Input for this task:
--------------------

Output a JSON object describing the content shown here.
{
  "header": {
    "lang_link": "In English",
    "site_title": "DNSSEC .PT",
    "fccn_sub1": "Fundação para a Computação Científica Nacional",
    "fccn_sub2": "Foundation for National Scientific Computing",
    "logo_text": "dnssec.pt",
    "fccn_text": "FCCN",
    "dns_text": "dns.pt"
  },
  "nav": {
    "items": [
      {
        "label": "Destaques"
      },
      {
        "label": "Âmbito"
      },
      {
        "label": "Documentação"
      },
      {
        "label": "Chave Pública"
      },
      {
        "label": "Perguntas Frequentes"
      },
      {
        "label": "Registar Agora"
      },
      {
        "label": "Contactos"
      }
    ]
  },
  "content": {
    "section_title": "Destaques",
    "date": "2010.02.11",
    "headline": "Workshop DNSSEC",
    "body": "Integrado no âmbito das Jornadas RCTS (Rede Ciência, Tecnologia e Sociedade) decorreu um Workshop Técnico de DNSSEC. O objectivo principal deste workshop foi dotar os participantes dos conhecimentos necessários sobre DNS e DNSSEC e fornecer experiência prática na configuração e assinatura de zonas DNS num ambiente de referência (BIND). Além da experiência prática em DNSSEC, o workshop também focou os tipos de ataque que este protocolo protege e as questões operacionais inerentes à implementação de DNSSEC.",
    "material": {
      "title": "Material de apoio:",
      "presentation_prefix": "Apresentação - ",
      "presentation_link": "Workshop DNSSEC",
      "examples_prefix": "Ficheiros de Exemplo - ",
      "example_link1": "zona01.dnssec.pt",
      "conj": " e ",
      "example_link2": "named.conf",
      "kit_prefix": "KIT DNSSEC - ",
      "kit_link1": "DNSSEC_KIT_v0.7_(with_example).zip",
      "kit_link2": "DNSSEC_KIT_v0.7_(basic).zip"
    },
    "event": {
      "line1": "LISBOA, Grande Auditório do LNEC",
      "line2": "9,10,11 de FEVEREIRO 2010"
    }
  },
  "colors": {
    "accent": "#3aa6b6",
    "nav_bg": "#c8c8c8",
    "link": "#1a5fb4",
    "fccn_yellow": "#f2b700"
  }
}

--------------------

Work instructions:
Copy every line of the records above that holds the word "Destaques".

Answer below:
        "label": "Destaques"
    "section_title": "Destaques",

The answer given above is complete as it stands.